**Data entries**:
----------------

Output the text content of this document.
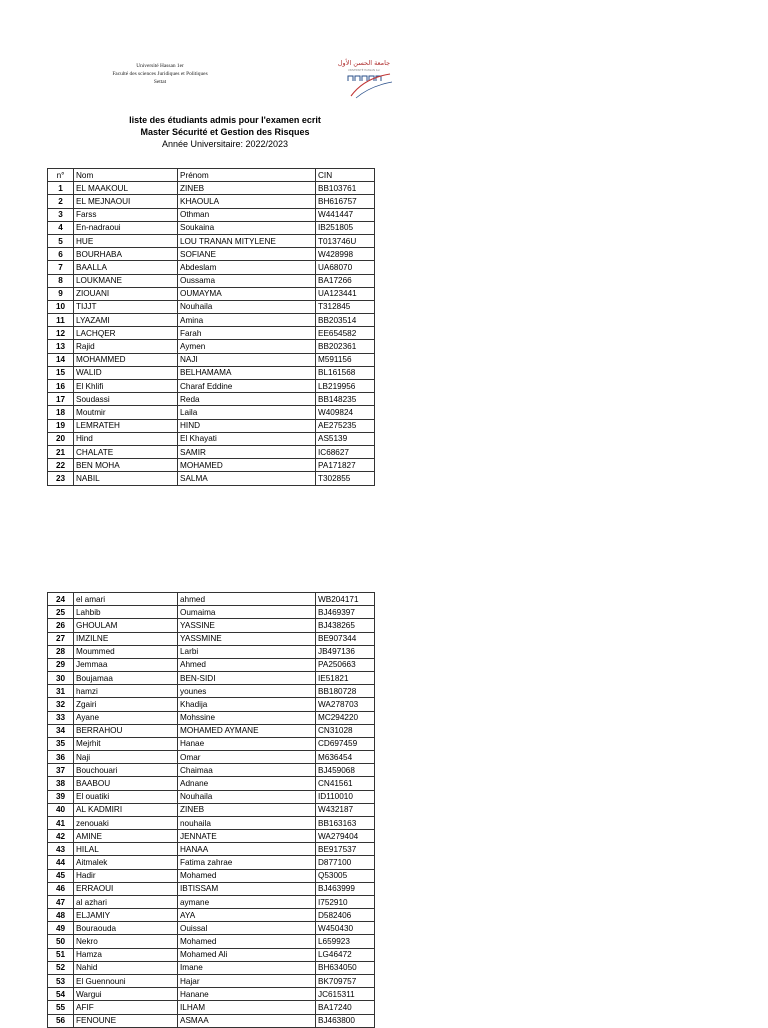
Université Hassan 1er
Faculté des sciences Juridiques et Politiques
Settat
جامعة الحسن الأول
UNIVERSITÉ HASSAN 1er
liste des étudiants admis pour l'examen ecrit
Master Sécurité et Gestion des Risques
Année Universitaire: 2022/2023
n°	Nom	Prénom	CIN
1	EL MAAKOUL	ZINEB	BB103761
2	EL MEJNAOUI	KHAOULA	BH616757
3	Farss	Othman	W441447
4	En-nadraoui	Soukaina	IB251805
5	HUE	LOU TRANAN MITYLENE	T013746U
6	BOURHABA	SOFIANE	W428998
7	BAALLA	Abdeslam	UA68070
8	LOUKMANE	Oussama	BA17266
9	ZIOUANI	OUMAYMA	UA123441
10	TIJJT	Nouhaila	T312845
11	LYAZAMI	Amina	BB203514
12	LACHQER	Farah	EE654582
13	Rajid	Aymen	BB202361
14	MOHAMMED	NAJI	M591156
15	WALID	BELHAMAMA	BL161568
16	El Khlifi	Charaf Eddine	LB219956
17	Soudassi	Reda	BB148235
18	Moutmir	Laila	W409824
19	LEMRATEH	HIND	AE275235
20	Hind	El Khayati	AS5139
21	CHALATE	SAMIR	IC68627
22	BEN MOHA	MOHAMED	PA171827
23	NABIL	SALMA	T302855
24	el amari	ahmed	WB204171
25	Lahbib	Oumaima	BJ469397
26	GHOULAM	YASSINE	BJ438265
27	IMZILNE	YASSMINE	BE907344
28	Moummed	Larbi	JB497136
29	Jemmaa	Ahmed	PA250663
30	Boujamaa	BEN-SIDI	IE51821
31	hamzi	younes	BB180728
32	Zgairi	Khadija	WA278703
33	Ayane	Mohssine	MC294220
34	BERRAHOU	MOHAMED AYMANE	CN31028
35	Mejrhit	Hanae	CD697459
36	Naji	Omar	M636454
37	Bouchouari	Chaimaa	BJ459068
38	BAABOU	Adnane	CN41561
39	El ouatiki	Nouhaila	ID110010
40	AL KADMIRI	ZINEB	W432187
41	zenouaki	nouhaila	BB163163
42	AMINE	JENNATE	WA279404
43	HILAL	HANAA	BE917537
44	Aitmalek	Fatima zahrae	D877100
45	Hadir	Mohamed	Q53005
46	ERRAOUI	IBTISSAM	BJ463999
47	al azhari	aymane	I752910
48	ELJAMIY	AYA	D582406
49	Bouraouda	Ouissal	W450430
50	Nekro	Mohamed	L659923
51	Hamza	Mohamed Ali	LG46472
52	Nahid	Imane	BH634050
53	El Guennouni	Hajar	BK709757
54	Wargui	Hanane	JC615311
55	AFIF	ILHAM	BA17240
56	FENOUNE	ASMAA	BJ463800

----------------

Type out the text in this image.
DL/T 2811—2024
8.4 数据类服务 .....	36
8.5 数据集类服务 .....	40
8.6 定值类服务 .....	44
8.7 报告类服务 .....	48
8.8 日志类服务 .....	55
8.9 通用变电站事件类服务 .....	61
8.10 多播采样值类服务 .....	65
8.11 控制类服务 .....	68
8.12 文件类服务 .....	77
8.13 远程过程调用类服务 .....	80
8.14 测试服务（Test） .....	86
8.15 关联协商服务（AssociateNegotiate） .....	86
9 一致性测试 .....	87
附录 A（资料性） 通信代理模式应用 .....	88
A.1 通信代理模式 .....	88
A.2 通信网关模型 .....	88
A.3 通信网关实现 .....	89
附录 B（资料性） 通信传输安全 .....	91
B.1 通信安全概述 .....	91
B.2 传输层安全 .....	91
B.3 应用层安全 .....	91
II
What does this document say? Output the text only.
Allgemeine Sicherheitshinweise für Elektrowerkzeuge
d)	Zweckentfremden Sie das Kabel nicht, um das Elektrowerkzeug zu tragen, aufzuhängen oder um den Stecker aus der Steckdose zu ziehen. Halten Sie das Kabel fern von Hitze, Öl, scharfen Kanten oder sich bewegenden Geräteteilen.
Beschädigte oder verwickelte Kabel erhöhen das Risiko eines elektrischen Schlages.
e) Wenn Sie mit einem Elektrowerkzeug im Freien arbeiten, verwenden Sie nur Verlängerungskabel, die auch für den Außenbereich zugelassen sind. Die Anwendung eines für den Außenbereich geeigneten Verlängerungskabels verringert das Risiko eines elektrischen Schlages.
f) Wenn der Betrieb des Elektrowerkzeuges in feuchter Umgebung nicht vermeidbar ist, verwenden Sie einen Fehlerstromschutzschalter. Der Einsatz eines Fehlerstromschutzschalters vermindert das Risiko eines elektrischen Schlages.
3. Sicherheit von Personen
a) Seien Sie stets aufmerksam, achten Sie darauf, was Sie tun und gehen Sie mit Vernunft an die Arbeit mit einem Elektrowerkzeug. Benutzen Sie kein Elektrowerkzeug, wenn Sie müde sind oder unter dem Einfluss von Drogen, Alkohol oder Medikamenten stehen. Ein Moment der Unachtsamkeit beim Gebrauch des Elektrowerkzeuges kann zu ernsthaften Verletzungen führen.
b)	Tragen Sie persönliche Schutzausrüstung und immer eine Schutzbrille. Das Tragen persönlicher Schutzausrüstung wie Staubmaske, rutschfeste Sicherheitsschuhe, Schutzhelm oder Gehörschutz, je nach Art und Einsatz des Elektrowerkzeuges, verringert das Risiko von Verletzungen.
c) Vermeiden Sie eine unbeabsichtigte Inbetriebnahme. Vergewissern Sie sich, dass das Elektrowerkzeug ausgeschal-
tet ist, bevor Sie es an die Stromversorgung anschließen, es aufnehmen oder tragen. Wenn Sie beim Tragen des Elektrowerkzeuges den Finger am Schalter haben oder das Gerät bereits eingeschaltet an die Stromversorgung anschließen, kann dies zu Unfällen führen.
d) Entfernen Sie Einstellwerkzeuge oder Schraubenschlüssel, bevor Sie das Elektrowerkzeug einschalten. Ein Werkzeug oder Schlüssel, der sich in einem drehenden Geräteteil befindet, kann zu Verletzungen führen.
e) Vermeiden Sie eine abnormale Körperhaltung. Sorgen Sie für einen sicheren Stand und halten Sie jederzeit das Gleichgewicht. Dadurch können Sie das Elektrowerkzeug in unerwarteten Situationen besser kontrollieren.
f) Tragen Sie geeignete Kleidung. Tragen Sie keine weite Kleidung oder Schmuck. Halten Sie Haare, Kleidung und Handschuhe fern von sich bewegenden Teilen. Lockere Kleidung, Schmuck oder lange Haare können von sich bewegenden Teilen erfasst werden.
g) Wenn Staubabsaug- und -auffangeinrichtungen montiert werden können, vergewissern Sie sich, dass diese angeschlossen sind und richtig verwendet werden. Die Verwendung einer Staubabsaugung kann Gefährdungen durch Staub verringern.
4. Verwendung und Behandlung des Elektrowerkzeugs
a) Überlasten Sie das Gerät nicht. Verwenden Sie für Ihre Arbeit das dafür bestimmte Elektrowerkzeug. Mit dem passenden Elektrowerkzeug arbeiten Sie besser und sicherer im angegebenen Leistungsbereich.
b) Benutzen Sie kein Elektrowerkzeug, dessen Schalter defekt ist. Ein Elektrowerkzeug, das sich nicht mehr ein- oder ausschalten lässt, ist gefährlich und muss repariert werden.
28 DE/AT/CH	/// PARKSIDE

----------------

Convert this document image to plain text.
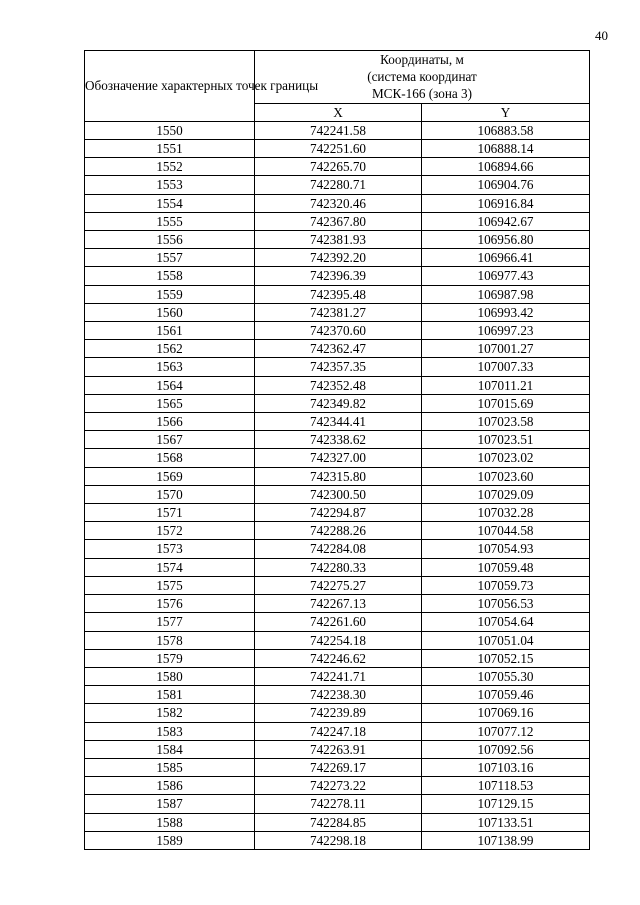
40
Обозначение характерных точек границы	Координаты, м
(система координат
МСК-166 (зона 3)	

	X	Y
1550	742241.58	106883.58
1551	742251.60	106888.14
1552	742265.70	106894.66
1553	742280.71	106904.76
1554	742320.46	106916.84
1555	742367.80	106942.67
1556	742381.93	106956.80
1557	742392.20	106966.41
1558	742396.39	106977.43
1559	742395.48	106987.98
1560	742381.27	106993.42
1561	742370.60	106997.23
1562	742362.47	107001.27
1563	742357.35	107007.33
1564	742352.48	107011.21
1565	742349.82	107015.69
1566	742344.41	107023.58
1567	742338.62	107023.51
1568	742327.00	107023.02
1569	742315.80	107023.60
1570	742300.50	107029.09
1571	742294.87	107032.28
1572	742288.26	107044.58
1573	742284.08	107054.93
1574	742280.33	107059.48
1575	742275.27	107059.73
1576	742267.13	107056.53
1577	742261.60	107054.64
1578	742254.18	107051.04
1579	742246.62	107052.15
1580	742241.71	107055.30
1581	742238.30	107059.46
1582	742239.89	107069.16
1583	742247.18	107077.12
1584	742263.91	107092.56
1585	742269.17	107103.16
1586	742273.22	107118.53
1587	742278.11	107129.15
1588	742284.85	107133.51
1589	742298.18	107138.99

----------------

**Instructions to follow**: Read the entries above, then pull out the lines that include "verringert".

**Exercise output**:
e) Wenn Sie mit einem Elektrowerkzeug im Freien arbeiten, verwenden Sie nur Verlängerungskabel, die auch für den Außenbereich zugelassen sind. Die Anwendung eines für den Außenbereich geeigneten Verlängerungskabels verringert das Risiko eines elektrischen Schlages.
b)	Tragen Sie persönliche Schutzausrüstung und immer eine Schutzbrille. Das Tragen persönlicher Schutzausrüstung wie Staubmaske, rutschfeste Sicherheitsschuhe, Schutzhelm oder Gehörschutz, je nach Art und Einsatz des Elektrowerkzeuges, verringert das Risiko von Verletzungen.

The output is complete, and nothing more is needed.